══ Records to use
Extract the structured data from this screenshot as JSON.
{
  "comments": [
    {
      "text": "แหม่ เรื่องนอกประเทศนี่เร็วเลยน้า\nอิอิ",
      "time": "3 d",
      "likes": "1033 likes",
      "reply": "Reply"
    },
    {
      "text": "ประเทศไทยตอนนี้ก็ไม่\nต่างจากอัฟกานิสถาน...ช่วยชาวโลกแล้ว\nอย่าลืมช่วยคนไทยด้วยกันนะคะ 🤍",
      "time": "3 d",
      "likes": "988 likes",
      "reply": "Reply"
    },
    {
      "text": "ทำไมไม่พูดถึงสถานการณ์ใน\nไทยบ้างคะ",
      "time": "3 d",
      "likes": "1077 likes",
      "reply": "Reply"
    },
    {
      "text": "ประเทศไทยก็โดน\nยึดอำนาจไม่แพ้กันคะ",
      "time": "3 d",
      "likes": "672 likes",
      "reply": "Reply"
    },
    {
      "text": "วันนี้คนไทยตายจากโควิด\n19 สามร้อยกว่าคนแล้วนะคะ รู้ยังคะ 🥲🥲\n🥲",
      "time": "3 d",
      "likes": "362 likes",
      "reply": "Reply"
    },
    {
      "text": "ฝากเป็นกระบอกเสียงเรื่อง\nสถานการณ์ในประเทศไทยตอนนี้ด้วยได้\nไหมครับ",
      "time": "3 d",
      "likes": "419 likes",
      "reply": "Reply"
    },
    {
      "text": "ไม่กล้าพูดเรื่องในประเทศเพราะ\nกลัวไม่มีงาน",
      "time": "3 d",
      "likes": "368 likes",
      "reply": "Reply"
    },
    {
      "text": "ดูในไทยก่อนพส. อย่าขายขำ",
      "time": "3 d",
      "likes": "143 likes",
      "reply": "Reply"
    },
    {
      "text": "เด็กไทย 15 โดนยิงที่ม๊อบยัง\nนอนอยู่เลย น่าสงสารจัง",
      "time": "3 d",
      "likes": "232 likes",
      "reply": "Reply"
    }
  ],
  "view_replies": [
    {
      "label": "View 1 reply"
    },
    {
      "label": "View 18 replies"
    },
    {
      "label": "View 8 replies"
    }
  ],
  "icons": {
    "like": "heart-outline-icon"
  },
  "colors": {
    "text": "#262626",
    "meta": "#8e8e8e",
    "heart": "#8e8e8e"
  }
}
════
Challenge
Report how many lines of the entries hold the word "label". Nothing else is needed.

Output for this task
3